(Items from a figure collection)
[start]

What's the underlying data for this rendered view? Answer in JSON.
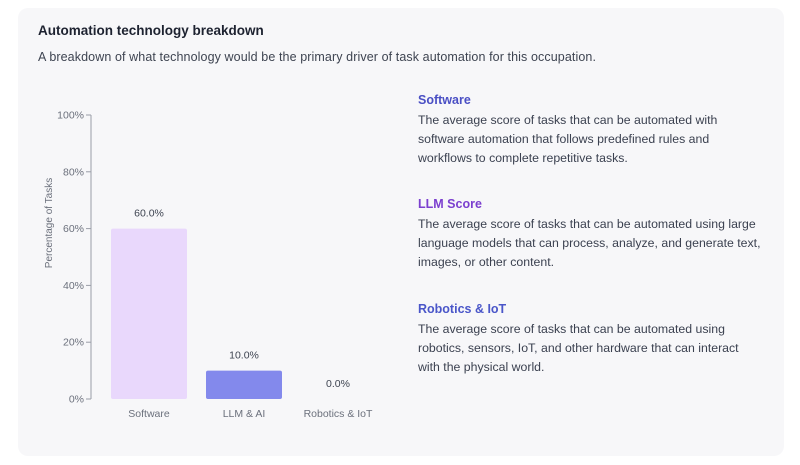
{
  "section": {
    "title": "Automation technology breakdown",
    "subtitle": "A breakdown of what technology would be the primary driver of task automation for this occupation."
  },
  "legend": [
    {
      "heading": "Software",
      "color": "#4a4fc4",
      "description": "The average score of tasks that can be automated with software automation that follows predefined rules and workflows to complete repetitive tasks."
    },
    {
      "heading": "LLM Score",
      "color": "#7b3fcf",
      "description": "The average score of tasks that can be automated using large language models that can process, analyze, and generate text, images, or other content."
    },
    {
      "heading": "Robotics & IoT",
      "color": "#4a56c9",
      "description": "The average score of tasks that can be automated using robotics, sensors, IoT, and other hardware that can interact with the physical world."
    }
  ],
  "chart_data": {
    "type": "bar",
    "categories": [
      "Software",
      "LLM & AI",
      "Robotics & IoT"
    ],
    "values": [
      60.0,
      10.0,
      0.0
    ],
    "value_labels": [
      "60.0%",
      "10.0%",
      "0.0%"
    ],
    "bar_colors": [
      "#e9d8fc",
      "#8389ec",
      "#e9d8fc"
    ],
    "ylabel": "Percentage of Tasks",
    "ylim": [
      0,
      100
    ],
    "yticks": [
      0,
      20,
      40,
      60,
      80,
      100
    ],
    "ytick_labels": [
      "0%",
      "20%",
      "40%",
      "60%",
      "80%",
      "100%"
    ],
    "grid": false
  }
}
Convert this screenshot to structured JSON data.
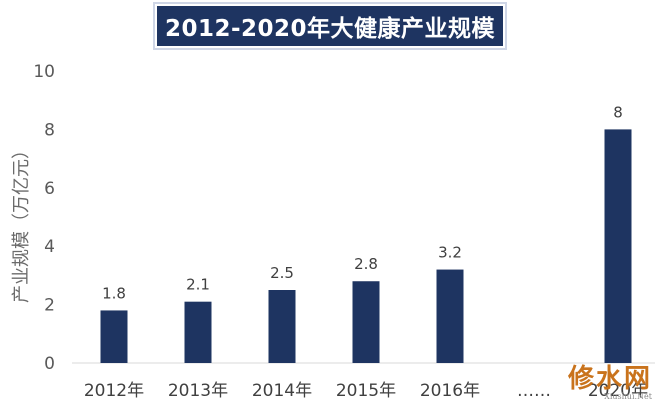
{
  "chart_data": {
    "type": "bar",
    "title": "2012-2020年大健康产业规模",
    "ylabel": "产业规模（万亿元）",
    "xlabel": "",
    "categories": [
      "2012年",
      "2013年",
      "2014年",
      "2015年",
      "2016年",
      "……",
      "2020年"
    ],
    "values": [
      1.8,
      2.1,
      2.5,
      2.8,
      3.2,
      null,
      8
    ],
    "data_labels": [
      "1.8",
      "2.1",
      "2.5",
      "2.8",
      "3.2",
      "",
      "8"
    ],
    "ylim": [
      0,
      10
    ],
    "yticks": [
      0,
      2,
      4,
      6,
      8,
      10
    ],
    "grid": false,
    "bar_color": "#1e3461",
    "title_bg_color": "#1e3461",
    "title_text_color": "#ffffff"
  },
  "watermark": {
    "main": "修水网",
    "sub": "Xiushui.Net"
  }
}
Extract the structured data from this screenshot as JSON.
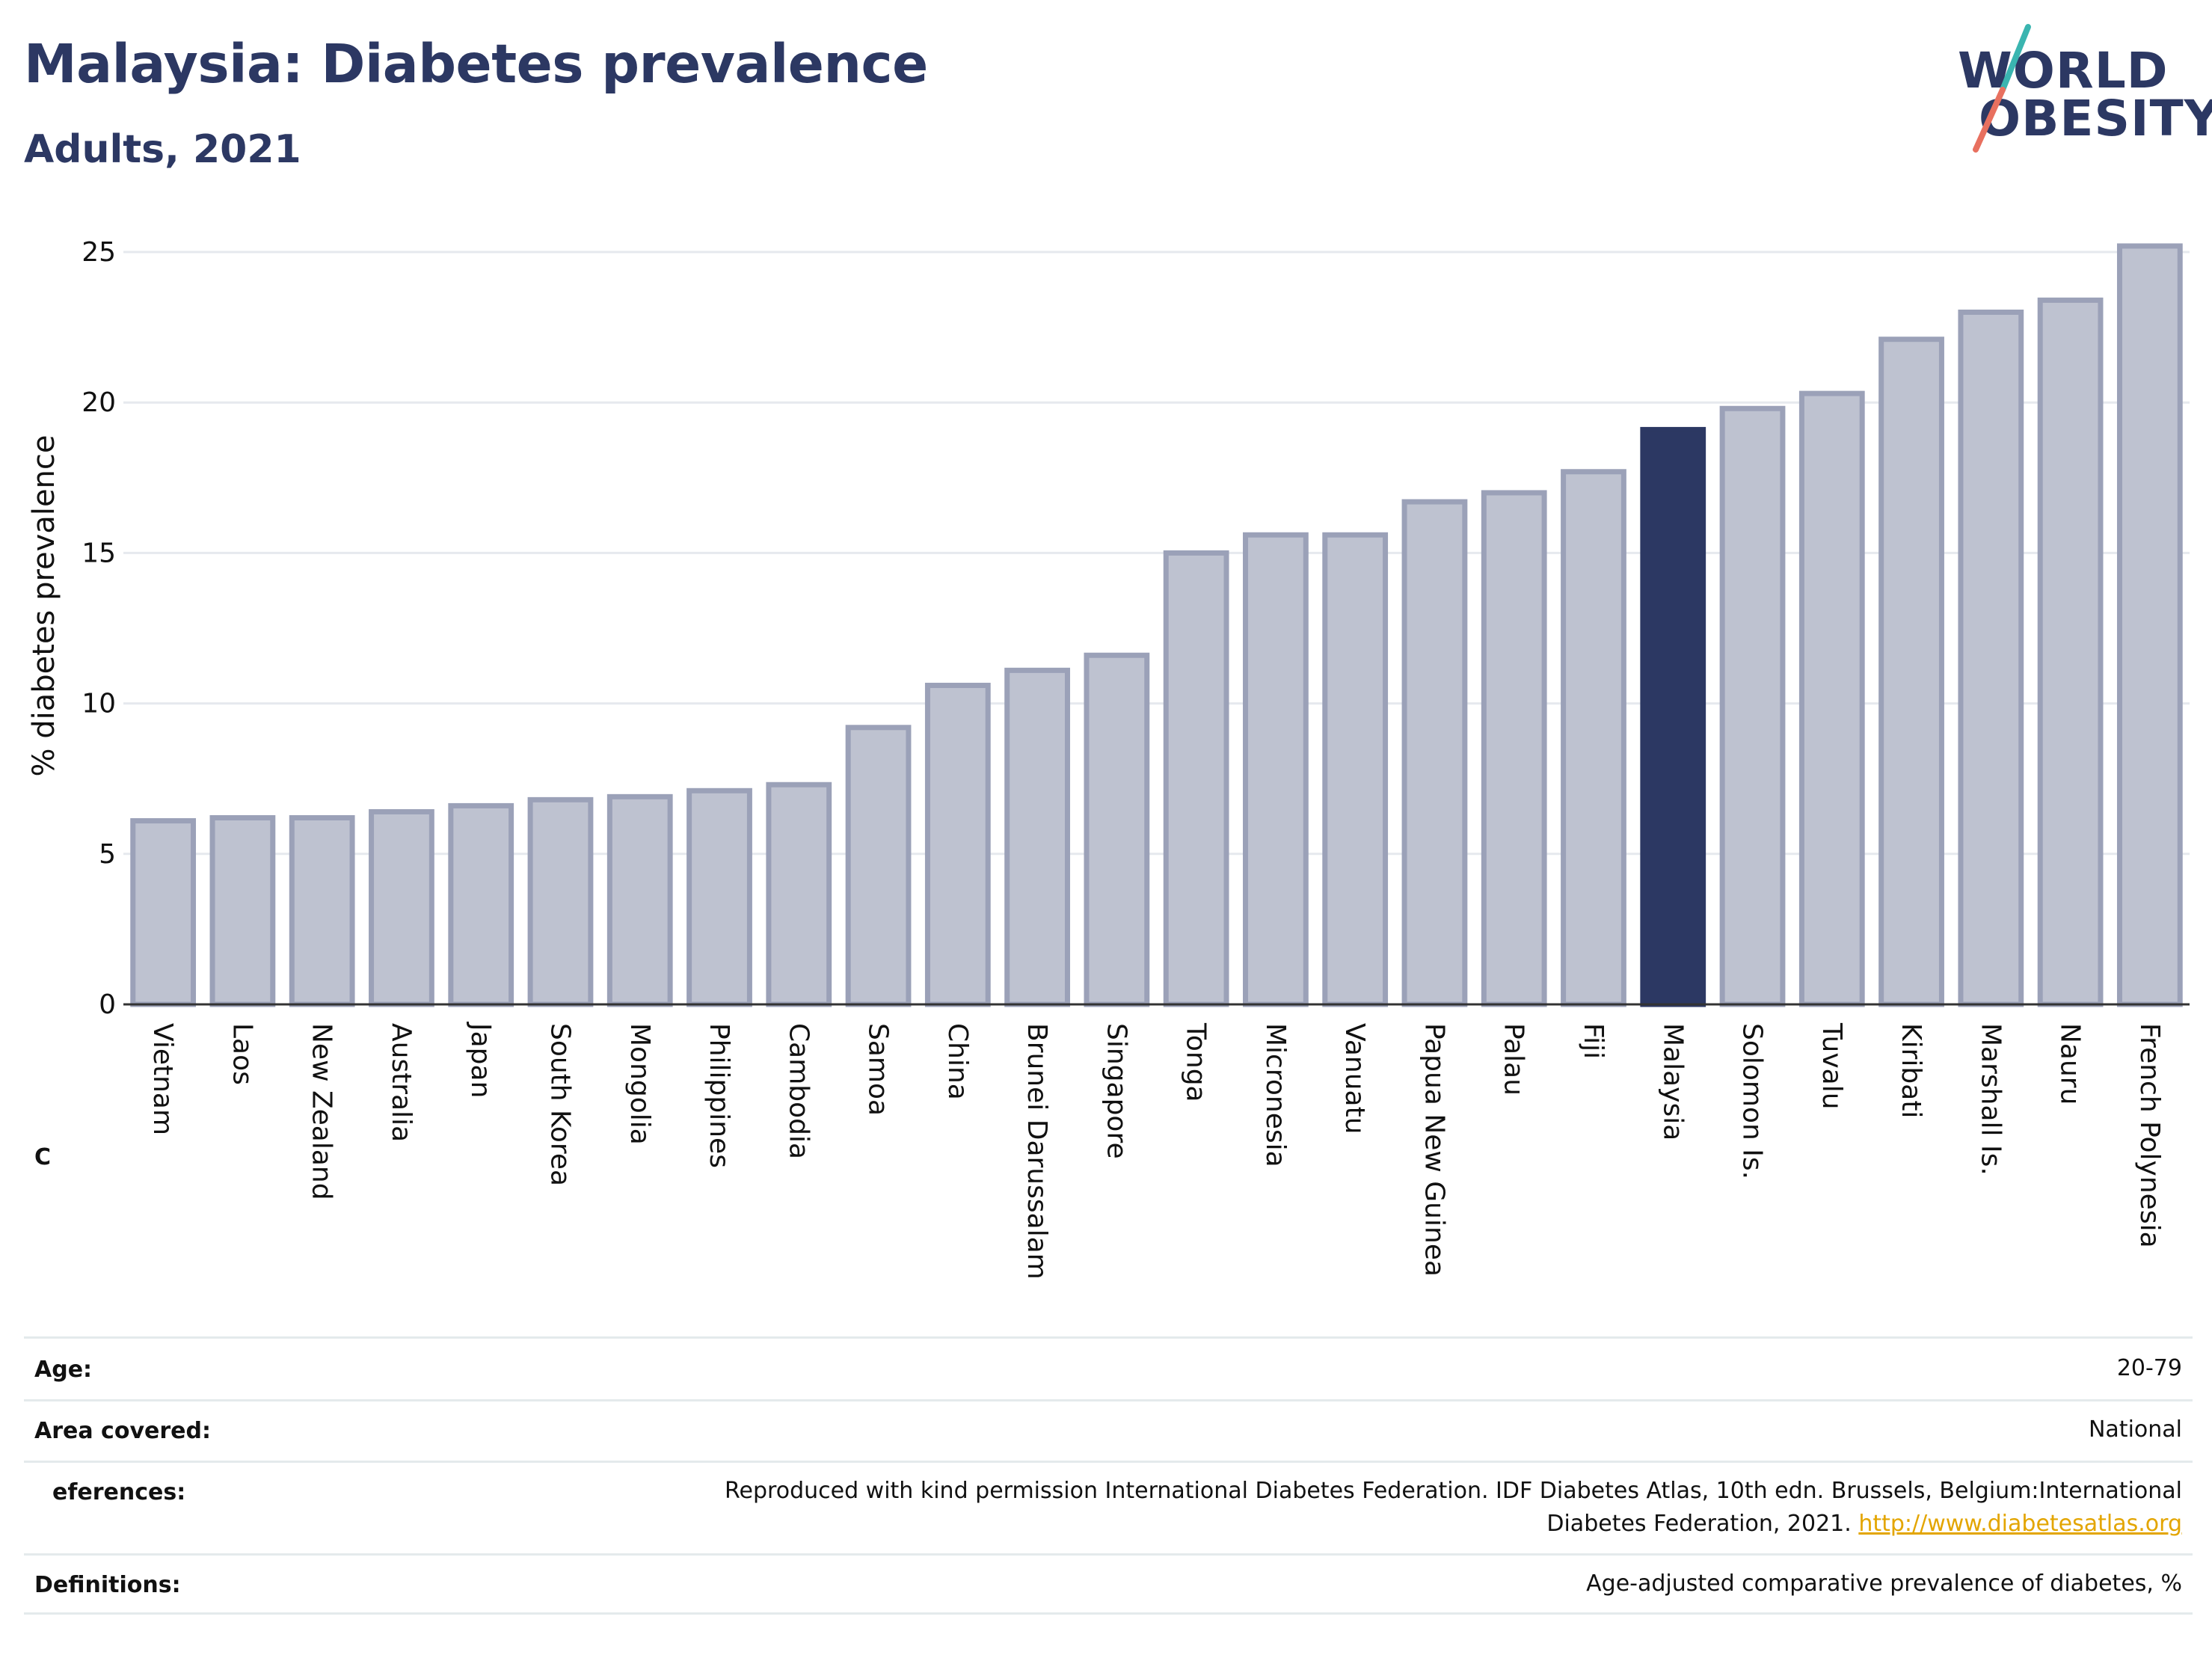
{
  "header": {
    "title": "Malaysia: Diabetes prevalence",
    "subtitle": "Adults, 2021"
  },
  "logo": {
    "line1": "WORLD",
    "line2": "OBESITY",
    "slash_colors": [
      "#3ab5b0",
      "#e8705f"
    ]
  },
  "side_label": "C",
  "chart_data": {
    "type": "bar",
    "ylabel": "% diabetes prevalence",
    "ylim": [
      0,
      26
    ],
    "yticks": [
      0,
      5,
      10,
      15,
      20,
      25
    ],
    "grid": true,
    "highlight": "Malaysia",
    "colors": {
      "bar": "#bec2d0",
      "bar_border": "#9ba1b8",
      "highlight": "#2c3863",
      "grid": "#e6e9ee"
    },
    "categories": [
      "Vietnam",
      "Laos",
      "New Zealand",
      "Australia",
      "Japan",
      "South Korea",
      "Mongolia",
      "Philippines",
      "Cambodia",
      "Samoa",
      "China",
      "Brunei Darussalam",
      "Singapore",
      "Tonga",
      "Micronesia",
      "Vanuatu",
      "Papua New Guinea",
      "Palau",
      "Fiji",
      "Malaysia",
      "Solomon Is.",
      "Tuvalu",
      "Kiribati",
      "Marshall Is.",
      "Nauru",
      "French Polynesia"
    ],
    "values": [
      6.1,
      6.2,
      6.2,
      6.4,
      6.6,
      6.8,
      6.9,
      7.1,
      7.3,
      9.2,
      10.6,
      11.1,
      11.6,
      15.0,
      15.6,
      15.6,
      16.7,
      17.0,
      17.7,
      19.1,
      19.8,
      20.3,
      22.1,
      23.0,
      23.4,
      25.2
    ]
  },
  "meta": {
    "age": {
      "label": "Age:",
      "value": "20-79"
    },
    "area": {
      "label": "Area covered:",
      "value": "National"
    },
    "references": {
      "label": "eferences:",
      "line1": "Reproduced with kind permission International Diabetes Federation.  IDF Diabetes Atlas, 10th edn. Brussels, Belgium:International",
      "line2": "Diabetes Federation, 2021.",
      "link": "http://www.diabetesatlas.org"
    },
    "definitions": {
      "label": "Definitions:",
      "value": "Age-adjusted comparative prevalence of diabetes, %"
    }
  }
}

[end]

All of the entries above should be copied exactly, except for the pictures.

What's the underlying data for this rendered view? Answer in JSON.
{
  "section": {
    "title": "Automation technology breakdown",
    "subtitle": "A breakdown of what technology would be the primary driver of task automation for this occupation."
  },
  "legend": [
    {
      "heading": "Software",
      "color": "#4a4fc4",
      "description": "The average score of tasks that can be automated with software automation that follows predefined rules and workflows to complete repetitive tasks."
    },
    {
      "heading": "LLM Score",
      "color": "#7b3fcf",
      "description": "The average score of tasks that can be automated using large language models that can process, analyze, and generate text, images, or other content."
    },
    {
      "heading": "Robotics & IoT",
      "color": "#4a56c9",
      "description": "The average score of tasks that can be automated using robotics, sensors, IoT, and other hardware that can interact with the physical world."
    }
  ],
  "chart_data": {
    "type": "bar",
    "categories": [
      "Software",
      "LLM & AI",
      "Robotics & IoT"
    ],
    "values": [
      60.0,
      10.0,
      0.0
    ],
    "value_labels": [
      "60.0%",
      "10.0%",
      "0.0%"
    ],
    "bar_colors": [
      "#e9d8fc",
      "#8389ec",
      "#e9d8fc"
    ],
    "ylabel": "Percentage of Tasks",
    "ylim": [
      0,
      100
    ],
    "yticks": [
      0,
      20,
      40,
      60,
      80,
      100
    ],
    "ytick_labels": [
      "0%",
      "20%",
      "40%",
      "60%",
      "80%",
      "100%"
    ],
    "grid": false
  }
}
Convert this screenshot to structured JSON data.
{
  "chart_data": {
    "type": "bar",
    "title": "2012-2020年大健康产业规模",
    "ylabel": "产业规模（万亿元）",
    "xlabel": "",
    "categories": [
      "2012年",
      "2013年",
      "2014年",
      "2015年",
      "2016年",
      "……",
      "2020年"
    ],
    "values": [
      1.8,
      2.1,
      2.5,
      2.8,
      3.2,
      null,
      8
    ],
    "data_labels": [
      "1.8",
      "2.1",
      "2.5",
      "2.8",
      "3.2",
      "",
      "8"
    ],
    "ylim": [
      0,
      10
    ],
    "yticks": [
      0,
      2,
      4,
      6,
      8,
      10
    ],
    "grid": false,
    "bar_color": "#1e3461",
    "title_bg_color": "#1e3461",
    "title_text_color": "#ffffff"
  },
  "watermark": {
    "main": "修水网",
    "sub": "Xiushui.Net"
  }
}
Extract the structured data from this screenshot as JSON.
{
  "header": {
    "title": "Malaysia: Diabetes prevalence",
    "subtitle": "Adults, 2021"
  },
  "logo": {
    "line1": "WORLD",
    "line2": "OBESITY",
    "slash_colors": [
      "#3ab5b0",
      "#e8705f"
    ]
  },
  "side_label": "C",
  "chart_data": {
    "type": "bar",
    "ylabel": "% diabetes prevalence",
    "ylim": [
      0,
      26
    ],
    "yticks": [
      0,
      5,
      10,
      15,
      20,
      25
    ],
    "grid": true,
    "highlight": "Malaysia",
    "colors": {
      "bar": "#bec2d0",
      "bar_border": "#9ba1b8",
      "highlight": "#2c3863",
      "grid": "#e6e9ee"
    },
    "categories": [
      "Vietnam",
      "Laos",
      "New Zealand",
      "Australia",
      "Japan",
      "South Korea",
      "Mongolia",
      "Philippines",
      "Cambodia",
      "Samoa",
      "China",
      "Brunei Darussalam",
      "Singapore",
      "Tonga",
      "Micronesia",
      "Vanuatu",
      "Papua New Guinea",
      "Palau",
      "Fiji",
      "Malaysia",
      "Solomon Is.",
      "Tuvalu",
      "Kiribati",
      "Marshall Is.",
      "Nauru",
      "French Polynesia"
    ],
    "values": [
      6.1,
      6.2,
      6.2,
      6.4,
      6.6,
      6.8,
      6.9,
      7.1,
      7.3,
      9.2,
      10.6,
      11.1,
      11.6,
      15.0,
      15.6,
      15.6,
      16.7,
      17.0,
      17.7,
      19.1,
      19.8,
      20.3,
      22.1,
      23.0,
      23.4,
      25.2
    ]
  },
  "meta": {
    "age": {
      "label": "Age:",
      "value": "20-79"
    },
    "area": {
      "label": "Area covered:",
      "value": "National"
    },
    "references": {
      "label": "eferences:",
      "line1": "Reproduced with kind permission International Diabetes Federation.  IDF Diabetes Atlas, 10th edn. Brussels, Belgium:International",
      "line2": "Diabetes Federation, 2021.",
      "link": "http://www.diabetesatlas.org"
    },
    "definitions": {
      "label": "Definitions:",
      "value": "Age-adjusted comparative prevalence of diabetes, %"
    }
  }
}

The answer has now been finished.